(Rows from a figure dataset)
====
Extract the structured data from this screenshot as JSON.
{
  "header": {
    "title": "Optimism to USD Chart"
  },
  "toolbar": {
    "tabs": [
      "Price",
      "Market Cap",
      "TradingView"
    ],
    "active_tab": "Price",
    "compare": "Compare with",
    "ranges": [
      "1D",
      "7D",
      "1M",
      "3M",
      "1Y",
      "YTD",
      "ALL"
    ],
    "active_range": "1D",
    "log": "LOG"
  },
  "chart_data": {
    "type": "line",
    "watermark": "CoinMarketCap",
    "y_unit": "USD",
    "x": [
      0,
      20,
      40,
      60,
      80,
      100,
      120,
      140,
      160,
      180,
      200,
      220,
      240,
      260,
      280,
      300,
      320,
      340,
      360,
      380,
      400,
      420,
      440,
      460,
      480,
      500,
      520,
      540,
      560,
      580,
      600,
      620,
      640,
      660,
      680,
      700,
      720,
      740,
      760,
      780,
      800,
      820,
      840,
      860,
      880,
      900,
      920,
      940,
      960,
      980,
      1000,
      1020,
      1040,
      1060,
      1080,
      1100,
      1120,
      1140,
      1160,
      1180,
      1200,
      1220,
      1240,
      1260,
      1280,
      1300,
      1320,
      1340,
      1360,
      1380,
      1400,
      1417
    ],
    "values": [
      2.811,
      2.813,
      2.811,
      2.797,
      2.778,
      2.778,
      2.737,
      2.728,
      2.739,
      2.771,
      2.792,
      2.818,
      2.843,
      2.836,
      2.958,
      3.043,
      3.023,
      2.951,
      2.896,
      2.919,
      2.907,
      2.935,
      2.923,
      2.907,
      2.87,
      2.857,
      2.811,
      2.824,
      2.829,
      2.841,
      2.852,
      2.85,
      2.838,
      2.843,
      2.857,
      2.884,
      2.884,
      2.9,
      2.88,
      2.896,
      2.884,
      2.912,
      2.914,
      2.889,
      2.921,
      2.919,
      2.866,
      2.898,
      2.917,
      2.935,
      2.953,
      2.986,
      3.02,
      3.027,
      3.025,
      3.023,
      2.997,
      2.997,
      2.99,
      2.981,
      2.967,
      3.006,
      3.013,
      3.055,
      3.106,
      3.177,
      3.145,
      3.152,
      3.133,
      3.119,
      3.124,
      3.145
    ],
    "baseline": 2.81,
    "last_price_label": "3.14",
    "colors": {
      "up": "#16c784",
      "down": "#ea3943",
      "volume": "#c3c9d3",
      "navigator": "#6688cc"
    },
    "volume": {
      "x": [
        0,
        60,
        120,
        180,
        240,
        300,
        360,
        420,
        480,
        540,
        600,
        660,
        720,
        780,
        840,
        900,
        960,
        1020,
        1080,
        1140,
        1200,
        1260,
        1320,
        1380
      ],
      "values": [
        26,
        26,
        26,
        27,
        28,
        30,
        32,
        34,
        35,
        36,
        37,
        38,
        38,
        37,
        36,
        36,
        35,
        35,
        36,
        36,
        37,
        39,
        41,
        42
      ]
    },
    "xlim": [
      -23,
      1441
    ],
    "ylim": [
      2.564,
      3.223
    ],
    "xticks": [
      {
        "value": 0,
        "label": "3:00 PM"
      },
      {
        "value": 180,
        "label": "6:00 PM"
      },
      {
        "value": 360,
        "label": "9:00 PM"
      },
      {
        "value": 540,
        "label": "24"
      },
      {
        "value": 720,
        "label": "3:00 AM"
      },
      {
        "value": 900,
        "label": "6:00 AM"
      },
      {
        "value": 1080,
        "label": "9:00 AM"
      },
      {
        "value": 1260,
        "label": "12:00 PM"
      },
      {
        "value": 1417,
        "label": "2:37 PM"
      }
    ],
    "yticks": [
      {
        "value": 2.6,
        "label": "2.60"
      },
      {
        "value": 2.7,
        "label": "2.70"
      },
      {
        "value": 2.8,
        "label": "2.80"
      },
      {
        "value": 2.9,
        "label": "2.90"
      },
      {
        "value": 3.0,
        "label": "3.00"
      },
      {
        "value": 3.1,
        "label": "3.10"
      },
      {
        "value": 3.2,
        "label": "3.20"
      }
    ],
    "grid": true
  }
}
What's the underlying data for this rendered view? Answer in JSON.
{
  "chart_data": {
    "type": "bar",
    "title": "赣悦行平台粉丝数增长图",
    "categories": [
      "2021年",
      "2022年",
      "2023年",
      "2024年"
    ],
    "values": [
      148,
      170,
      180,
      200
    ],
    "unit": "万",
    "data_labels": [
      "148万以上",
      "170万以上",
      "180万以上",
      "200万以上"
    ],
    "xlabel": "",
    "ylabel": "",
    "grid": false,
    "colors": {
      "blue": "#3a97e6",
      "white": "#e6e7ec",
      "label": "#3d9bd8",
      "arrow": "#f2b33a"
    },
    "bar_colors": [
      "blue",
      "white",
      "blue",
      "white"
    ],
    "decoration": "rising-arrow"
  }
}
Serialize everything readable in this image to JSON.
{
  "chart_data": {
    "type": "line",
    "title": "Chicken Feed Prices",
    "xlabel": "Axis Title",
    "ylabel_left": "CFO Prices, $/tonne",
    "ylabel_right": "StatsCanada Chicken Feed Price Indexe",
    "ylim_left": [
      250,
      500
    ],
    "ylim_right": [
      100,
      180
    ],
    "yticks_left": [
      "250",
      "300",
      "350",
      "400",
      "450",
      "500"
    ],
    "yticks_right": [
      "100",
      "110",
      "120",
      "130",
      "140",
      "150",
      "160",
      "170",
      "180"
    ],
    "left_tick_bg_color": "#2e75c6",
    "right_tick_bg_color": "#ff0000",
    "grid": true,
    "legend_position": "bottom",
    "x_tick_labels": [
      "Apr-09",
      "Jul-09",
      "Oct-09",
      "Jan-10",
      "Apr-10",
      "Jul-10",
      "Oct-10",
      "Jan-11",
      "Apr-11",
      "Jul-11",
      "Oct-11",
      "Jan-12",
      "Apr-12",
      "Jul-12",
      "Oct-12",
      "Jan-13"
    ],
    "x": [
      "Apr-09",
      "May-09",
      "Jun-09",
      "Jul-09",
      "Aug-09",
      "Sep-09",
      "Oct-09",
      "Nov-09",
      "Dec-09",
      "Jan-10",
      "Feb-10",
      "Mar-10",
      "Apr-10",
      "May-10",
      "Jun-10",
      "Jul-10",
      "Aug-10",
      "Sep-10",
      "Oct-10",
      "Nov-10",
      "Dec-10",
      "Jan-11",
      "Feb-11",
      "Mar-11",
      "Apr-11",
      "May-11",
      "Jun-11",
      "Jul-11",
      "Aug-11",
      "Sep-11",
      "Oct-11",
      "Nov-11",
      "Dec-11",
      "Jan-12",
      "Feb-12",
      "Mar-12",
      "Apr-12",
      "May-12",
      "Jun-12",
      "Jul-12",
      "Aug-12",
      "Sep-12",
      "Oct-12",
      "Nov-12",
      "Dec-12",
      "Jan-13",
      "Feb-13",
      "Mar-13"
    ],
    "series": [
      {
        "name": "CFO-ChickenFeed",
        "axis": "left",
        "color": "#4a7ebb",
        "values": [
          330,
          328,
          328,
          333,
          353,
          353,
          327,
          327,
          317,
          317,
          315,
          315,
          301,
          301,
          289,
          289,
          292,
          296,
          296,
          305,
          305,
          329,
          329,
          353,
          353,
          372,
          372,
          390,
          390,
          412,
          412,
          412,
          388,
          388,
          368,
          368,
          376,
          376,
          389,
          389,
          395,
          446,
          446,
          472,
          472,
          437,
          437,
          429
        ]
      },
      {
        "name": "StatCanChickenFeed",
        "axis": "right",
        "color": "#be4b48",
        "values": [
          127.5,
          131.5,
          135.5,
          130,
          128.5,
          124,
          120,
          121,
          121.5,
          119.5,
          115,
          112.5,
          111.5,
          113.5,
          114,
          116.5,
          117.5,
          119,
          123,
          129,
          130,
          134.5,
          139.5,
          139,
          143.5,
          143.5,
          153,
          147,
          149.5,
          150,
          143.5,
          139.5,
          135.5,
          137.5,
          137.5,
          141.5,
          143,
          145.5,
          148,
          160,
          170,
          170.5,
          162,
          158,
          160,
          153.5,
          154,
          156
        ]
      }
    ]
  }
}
====
- **The exercise**: From the data, collect all lines where the string "Prices" appears.

- **Solution for this exercise**:
    "title": "Chicken Feed Prices",
    "ylabel_left": "CFO Prices, $/tonne",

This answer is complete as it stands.